• Written exercise
Copy the lines below word for word, from the first line through the line containing "172, 715, 192]", with both of those lines included.
────
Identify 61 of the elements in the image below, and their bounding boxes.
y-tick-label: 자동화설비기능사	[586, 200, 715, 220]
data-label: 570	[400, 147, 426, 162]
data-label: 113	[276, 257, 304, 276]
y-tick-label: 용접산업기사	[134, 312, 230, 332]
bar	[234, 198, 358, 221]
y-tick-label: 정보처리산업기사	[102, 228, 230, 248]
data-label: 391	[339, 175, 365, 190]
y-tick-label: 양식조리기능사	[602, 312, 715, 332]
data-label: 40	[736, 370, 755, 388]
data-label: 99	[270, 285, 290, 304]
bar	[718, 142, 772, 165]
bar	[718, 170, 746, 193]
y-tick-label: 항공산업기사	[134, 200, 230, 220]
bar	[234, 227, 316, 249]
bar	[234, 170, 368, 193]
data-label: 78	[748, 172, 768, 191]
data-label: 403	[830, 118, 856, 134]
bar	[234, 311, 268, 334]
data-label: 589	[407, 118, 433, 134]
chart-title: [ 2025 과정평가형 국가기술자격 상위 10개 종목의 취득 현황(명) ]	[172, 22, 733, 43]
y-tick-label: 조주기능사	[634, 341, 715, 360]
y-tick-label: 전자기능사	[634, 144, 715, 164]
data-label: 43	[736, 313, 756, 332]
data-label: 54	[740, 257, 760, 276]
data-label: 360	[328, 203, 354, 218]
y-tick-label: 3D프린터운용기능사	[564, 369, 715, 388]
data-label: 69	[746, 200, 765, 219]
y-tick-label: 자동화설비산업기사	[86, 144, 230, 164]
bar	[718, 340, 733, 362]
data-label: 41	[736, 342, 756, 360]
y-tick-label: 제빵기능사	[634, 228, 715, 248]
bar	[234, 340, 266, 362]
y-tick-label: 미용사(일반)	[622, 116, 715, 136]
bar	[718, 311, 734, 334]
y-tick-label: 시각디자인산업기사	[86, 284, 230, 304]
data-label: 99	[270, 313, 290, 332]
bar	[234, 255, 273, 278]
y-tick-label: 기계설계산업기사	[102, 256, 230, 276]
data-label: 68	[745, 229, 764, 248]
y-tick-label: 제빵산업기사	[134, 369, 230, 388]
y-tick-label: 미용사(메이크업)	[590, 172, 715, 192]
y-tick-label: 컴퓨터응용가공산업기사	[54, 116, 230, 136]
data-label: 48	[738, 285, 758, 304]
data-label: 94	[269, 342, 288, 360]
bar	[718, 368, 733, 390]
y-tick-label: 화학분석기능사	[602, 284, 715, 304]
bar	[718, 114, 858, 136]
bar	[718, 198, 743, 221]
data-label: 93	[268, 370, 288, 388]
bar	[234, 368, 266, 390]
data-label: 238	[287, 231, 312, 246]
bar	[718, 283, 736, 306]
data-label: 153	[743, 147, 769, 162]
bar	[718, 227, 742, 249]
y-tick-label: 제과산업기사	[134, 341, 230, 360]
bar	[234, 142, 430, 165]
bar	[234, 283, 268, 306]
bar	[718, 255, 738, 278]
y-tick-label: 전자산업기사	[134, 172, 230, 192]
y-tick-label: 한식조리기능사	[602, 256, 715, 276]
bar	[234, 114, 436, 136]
────
• Answer to the task
Identify 61 of the elements in the image below, and their bounding boxes.
y-tick-label: 자동화설비기능사	[586, 200, 715, 220]
data-label: 570	[400, 147, 426, 162]
data-label: 113	[276, 257, 304, 276]
y-tick-label: 용접산업기사	[134, 312, 230, 332]
bar	[234, 198, 358, 221]
y-tick-label: 정보처리산업기사	[102, 228, 230, 248]
data-label: 391	[339, 175, 365, 190]
y-tick-label: 양식조리기능사	[602, 312, 715, 332]
data-label: 40	[736, 370, 755, 388]
data-label: 99	[270, 285, 290, 304]
bar	[718, 142, 772, 165]
bar	[718, 170, 746, 193]
y-tick-label: 항공산업기사	[134, 200, 230, 220]
bar	[234, 227, 316, 249]
bar	[234, 170, 368, 193]
data-label: 78	[748, 172, 768, 191]
data-label: 403	[830, 118, 856, 134]
bar	[234, 311, 268, 334]
data-label: 589	[407, 118, 433, 134]
chart-title: [ 2025 과정평가형 국가기술자격 상위 10개 종목의 취득 현황(명) ]	[172, 22, 733, 43]
y-tick-label: 조주기능사	[634, 341, 715, 360]
y-tick-label: 전자기능사	[634, 144, 715, 164]
data-label: 43	[736, 313, 756, 332]
data-label: 54	[740, 257, 760, 276]
data-label: 360	[328, 203, 354, 218]
y-tick-label: 3D프린터운용기능사	[564, 369, 715, 388]
data-label: 69	[746, 200, 765, 219]
y-tick-label: 자동화설비산업기사	[86, 144, 230, 164]
bar	[718, 340, 733, 362]
data-label: 41	[736, 342, 756, 360]
y-tick-label: 제빵기능사	[634, 228, 715, 248]
bar	[234, 340, 266, 362]
y-tick-label: 미용사(일반)	[622, 116, 715, 136]
bar	[718, 311, 734, 334]
y-tick-label: 시각디자인산업기사	[86, 284, 230, 304]
data-label: 99	[270, 313, 290, 332]
bar	[234, 255, 273, 278]
y-tick-label: 기계설계산업기사	[102, 256, 230, 276]
data-label: 68	[745, 229, 764, 248]
y-tick-label: 제빵산업기사	[134, 369, 230, 388]
y-tick-label: 미용사(메이크업)	[590, 172, 715, 192]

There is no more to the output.